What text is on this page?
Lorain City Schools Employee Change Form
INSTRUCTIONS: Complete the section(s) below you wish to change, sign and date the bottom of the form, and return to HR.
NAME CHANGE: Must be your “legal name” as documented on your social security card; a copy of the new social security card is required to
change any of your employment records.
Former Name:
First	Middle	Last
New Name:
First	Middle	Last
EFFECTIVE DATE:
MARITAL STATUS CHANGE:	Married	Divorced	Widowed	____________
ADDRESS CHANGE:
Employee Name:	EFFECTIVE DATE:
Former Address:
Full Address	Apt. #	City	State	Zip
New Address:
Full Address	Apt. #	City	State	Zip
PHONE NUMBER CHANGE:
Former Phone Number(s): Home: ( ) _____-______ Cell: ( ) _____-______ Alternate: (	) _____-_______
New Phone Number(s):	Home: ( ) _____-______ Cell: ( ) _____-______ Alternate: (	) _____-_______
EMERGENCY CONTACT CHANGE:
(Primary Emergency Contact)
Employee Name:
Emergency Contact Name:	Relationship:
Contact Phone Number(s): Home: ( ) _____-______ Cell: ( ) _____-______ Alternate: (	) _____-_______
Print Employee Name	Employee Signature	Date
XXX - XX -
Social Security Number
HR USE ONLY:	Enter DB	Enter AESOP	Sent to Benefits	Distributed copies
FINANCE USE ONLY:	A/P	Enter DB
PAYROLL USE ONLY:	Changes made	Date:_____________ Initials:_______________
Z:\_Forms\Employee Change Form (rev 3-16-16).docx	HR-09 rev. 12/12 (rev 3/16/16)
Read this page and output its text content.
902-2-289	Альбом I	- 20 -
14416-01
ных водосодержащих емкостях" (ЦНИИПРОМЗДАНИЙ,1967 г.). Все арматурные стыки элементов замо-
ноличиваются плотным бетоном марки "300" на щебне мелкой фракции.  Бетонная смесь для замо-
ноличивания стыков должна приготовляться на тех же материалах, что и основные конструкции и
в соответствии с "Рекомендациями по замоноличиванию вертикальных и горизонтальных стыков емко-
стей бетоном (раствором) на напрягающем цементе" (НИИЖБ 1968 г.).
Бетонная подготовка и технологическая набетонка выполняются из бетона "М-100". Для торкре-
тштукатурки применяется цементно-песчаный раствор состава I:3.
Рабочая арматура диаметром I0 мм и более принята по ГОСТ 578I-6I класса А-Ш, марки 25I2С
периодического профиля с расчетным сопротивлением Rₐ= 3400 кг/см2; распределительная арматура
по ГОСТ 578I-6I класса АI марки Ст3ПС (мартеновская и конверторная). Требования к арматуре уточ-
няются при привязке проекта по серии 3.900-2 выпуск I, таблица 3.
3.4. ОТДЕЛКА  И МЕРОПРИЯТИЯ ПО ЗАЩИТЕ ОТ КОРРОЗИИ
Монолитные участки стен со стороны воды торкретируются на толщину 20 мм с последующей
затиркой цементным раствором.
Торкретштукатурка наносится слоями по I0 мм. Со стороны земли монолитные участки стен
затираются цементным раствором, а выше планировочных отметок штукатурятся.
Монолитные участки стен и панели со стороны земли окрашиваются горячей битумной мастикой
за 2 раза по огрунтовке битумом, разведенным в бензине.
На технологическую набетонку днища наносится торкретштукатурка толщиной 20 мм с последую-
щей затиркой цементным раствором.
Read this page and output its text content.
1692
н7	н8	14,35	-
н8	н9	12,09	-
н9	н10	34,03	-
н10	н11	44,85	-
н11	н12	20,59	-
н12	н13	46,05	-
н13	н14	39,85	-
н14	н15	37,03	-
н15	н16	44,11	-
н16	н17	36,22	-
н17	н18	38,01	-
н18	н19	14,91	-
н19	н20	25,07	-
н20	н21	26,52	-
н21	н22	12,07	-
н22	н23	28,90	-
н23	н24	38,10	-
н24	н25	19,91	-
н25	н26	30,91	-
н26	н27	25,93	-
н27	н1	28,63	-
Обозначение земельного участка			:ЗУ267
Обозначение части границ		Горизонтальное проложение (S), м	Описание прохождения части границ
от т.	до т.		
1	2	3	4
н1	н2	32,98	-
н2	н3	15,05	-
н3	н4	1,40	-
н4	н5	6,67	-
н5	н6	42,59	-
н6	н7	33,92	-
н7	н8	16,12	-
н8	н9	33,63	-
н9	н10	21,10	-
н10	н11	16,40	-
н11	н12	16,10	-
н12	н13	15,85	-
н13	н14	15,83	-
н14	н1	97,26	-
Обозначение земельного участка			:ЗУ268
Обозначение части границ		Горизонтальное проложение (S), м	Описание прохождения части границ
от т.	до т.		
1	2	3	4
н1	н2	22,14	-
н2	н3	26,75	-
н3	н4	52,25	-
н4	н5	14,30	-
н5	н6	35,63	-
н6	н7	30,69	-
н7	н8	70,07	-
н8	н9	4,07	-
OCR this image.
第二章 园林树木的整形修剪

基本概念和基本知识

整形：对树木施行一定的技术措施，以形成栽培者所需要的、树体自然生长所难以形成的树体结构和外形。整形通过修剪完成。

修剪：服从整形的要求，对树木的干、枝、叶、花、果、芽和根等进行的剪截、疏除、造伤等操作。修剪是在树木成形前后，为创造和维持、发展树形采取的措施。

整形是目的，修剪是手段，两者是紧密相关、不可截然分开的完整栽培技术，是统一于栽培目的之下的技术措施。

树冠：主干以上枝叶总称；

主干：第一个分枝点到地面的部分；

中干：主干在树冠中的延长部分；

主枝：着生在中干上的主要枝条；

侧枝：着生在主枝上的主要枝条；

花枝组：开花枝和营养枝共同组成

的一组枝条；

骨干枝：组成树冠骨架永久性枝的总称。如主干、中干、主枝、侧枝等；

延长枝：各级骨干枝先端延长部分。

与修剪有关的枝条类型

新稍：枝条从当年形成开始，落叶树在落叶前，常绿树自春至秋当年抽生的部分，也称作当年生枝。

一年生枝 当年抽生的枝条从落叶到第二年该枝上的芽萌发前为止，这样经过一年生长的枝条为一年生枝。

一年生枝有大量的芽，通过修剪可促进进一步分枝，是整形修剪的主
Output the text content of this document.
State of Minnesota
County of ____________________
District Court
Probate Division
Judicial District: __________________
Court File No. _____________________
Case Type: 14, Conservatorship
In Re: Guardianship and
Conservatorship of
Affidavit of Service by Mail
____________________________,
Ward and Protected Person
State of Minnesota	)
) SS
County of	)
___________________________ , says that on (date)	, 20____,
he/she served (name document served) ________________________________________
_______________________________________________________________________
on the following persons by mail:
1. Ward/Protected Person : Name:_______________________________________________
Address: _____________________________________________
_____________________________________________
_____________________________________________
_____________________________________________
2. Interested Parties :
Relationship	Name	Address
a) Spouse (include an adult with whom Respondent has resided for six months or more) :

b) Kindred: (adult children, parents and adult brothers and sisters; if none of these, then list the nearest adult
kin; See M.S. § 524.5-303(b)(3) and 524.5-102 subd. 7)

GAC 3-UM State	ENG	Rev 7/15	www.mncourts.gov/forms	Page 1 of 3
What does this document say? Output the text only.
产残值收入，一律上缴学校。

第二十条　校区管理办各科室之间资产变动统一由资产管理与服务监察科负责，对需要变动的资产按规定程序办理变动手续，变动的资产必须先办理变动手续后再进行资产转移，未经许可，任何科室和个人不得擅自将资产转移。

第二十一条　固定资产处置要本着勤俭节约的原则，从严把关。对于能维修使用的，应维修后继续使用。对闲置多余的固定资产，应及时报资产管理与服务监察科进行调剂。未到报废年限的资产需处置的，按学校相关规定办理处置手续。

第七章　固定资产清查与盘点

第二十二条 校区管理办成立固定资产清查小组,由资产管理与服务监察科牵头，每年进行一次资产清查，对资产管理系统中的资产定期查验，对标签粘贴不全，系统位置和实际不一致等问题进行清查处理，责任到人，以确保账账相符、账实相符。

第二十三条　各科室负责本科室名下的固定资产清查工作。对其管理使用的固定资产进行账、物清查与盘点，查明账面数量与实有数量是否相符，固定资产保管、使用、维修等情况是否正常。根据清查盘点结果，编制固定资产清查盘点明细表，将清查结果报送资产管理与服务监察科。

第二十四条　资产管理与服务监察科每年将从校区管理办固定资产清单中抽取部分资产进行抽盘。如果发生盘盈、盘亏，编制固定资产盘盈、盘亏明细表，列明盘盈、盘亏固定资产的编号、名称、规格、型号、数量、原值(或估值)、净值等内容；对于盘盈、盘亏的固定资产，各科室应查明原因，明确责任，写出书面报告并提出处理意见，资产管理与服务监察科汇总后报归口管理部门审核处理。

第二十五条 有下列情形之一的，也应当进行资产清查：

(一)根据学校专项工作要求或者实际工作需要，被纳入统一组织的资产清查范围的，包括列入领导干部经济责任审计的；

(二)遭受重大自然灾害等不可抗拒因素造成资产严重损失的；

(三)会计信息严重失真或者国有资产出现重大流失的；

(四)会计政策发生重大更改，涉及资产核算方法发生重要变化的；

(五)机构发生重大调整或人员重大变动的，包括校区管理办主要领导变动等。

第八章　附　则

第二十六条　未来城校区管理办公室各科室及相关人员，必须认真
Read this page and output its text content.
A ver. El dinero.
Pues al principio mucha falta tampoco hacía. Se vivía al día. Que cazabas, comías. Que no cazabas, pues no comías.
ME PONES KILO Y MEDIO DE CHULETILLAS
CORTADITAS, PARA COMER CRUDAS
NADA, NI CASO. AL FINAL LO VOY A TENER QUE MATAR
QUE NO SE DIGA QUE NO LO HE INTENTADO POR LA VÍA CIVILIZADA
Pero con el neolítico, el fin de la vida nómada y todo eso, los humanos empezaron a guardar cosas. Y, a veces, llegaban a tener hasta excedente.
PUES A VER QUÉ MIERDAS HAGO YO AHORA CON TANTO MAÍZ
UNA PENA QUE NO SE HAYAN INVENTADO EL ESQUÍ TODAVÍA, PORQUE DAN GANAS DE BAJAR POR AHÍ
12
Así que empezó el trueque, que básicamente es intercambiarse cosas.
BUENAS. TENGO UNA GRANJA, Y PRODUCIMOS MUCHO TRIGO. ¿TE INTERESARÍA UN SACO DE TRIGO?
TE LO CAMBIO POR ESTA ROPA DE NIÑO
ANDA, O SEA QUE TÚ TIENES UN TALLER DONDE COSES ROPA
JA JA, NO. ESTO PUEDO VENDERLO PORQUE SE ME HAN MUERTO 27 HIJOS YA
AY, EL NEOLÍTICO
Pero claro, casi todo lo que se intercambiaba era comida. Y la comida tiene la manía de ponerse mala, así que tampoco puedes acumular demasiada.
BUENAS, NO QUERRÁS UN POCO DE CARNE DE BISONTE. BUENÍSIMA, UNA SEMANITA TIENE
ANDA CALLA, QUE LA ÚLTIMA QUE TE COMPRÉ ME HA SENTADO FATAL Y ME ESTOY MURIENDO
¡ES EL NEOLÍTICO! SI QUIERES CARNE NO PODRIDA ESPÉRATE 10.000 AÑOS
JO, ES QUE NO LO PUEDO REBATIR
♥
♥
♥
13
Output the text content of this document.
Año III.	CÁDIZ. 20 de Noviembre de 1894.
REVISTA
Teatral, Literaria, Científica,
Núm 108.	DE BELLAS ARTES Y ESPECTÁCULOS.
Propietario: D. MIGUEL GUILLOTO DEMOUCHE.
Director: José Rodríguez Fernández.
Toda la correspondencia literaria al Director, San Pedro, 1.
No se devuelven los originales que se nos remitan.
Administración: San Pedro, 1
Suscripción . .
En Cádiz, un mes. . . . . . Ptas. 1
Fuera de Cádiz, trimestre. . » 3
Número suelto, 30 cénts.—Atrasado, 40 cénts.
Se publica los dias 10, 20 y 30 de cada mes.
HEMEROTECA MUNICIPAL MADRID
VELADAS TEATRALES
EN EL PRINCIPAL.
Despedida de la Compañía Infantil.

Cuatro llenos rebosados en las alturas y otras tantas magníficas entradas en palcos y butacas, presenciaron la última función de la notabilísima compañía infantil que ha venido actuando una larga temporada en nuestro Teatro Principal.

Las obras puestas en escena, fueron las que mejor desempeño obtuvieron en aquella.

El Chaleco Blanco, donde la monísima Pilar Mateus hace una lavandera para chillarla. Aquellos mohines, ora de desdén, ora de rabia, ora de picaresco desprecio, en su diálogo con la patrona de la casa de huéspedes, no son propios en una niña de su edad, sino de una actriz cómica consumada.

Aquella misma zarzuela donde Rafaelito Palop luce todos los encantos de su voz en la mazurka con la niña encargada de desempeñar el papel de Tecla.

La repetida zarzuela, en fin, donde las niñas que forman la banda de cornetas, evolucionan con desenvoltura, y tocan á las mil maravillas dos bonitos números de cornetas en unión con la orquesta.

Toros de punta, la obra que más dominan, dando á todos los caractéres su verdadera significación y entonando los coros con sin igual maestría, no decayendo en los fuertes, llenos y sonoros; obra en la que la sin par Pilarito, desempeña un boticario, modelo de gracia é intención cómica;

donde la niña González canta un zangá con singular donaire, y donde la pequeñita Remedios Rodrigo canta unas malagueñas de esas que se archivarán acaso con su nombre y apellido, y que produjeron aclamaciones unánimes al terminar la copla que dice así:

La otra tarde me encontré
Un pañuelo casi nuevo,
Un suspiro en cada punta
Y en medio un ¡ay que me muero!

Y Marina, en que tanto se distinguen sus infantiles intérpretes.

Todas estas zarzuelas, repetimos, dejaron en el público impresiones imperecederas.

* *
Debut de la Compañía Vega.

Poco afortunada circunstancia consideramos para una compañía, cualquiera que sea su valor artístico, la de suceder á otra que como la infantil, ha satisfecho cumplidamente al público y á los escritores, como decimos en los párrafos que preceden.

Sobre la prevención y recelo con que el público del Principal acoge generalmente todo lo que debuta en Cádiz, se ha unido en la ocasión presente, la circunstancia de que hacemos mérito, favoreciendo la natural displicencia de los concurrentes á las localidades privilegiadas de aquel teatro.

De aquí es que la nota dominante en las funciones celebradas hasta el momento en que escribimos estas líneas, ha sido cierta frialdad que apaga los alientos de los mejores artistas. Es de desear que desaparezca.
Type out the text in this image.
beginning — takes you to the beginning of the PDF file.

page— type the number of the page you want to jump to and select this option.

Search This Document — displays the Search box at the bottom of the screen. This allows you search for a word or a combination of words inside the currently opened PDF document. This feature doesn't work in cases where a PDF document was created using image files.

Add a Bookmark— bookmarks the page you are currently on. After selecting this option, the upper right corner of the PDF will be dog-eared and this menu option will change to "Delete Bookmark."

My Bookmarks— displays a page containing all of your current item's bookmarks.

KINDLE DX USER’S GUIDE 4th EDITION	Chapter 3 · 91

====

Every line that holds the word "Pedro" should be extracted.

Toda la correspondencia literaria al Director, San Pedro, 1.
Administración: San Pedro, 1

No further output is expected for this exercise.